**WORK TO BE COMPLETED:** Reproduce each line that includes the word "JSON".

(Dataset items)

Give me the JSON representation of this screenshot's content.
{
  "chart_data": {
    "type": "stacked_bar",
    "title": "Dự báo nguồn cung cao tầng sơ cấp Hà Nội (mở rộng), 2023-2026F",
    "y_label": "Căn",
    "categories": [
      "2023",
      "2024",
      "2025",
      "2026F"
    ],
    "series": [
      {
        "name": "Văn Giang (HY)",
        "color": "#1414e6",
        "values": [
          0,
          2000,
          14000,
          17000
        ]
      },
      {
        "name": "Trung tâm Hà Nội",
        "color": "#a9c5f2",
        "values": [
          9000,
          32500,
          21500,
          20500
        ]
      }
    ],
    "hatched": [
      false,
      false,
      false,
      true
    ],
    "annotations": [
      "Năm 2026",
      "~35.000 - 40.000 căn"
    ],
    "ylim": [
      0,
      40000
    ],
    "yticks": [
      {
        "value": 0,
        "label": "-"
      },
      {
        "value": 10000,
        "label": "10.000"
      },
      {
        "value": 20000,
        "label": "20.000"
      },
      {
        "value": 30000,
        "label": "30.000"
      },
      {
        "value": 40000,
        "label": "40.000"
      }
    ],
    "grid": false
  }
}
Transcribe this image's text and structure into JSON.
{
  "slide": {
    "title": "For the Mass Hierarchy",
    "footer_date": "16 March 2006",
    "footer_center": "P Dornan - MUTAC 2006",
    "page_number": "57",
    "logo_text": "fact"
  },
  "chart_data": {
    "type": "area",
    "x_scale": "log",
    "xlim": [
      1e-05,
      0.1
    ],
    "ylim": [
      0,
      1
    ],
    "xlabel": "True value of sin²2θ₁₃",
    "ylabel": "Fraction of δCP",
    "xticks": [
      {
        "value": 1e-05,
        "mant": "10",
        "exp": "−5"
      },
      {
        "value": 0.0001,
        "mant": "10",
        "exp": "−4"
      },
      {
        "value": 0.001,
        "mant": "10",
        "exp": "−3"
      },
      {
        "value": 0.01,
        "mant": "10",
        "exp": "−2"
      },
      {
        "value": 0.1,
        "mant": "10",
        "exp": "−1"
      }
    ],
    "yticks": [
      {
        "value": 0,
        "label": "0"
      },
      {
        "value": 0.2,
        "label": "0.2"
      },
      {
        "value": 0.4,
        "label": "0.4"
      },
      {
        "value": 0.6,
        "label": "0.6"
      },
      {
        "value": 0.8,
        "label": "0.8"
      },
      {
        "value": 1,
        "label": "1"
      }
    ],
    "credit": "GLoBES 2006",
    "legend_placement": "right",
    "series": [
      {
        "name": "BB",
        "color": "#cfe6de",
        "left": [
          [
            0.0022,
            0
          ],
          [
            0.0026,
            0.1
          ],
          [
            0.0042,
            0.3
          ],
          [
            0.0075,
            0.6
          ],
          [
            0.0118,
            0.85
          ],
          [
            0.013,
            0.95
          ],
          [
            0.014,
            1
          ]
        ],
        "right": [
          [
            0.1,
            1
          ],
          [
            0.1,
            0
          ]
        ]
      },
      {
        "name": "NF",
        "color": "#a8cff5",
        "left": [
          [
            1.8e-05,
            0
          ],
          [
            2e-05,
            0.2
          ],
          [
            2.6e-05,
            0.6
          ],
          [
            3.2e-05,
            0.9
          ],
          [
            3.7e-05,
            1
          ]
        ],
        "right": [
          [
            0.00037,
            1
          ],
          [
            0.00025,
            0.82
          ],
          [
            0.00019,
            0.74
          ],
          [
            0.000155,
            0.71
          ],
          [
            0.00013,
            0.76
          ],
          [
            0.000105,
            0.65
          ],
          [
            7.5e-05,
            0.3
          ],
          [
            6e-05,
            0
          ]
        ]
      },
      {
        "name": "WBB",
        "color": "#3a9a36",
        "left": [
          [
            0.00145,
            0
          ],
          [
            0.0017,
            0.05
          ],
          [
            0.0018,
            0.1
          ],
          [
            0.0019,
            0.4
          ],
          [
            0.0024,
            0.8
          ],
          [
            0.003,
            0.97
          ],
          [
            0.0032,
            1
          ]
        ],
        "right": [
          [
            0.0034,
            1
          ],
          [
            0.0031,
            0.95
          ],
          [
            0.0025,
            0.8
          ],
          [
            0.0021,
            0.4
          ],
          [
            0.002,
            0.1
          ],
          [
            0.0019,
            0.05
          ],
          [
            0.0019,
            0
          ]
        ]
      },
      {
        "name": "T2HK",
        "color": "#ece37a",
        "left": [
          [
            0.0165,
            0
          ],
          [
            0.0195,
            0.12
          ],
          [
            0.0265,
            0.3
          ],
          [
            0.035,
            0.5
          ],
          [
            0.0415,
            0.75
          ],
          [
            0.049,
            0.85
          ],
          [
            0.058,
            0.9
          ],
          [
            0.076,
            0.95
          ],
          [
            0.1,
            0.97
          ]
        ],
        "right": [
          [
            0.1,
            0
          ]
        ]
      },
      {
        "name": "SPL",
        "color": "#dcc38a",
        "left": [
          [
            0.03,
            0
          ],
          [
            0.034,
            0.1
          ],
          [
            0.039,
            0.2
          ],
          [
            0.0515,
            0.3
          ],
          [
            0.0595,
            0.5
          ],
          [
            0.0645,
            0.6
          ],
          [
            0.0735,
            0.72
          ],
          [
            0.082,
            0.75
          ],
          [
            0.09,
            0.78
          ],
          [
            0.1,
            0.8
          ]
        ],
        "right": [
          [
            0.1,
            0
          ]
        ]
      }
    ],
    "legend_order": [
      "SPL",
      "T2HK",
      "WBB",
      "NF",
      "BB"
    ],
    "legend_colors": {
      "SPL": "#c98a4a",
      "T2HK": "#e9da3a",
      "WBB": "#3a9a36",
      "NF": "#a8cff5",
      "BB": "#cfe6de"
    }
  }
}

**REPLY:**
Give me the JSON representation of this screenshot's content.
Transcribe this image's text and structure into JSON.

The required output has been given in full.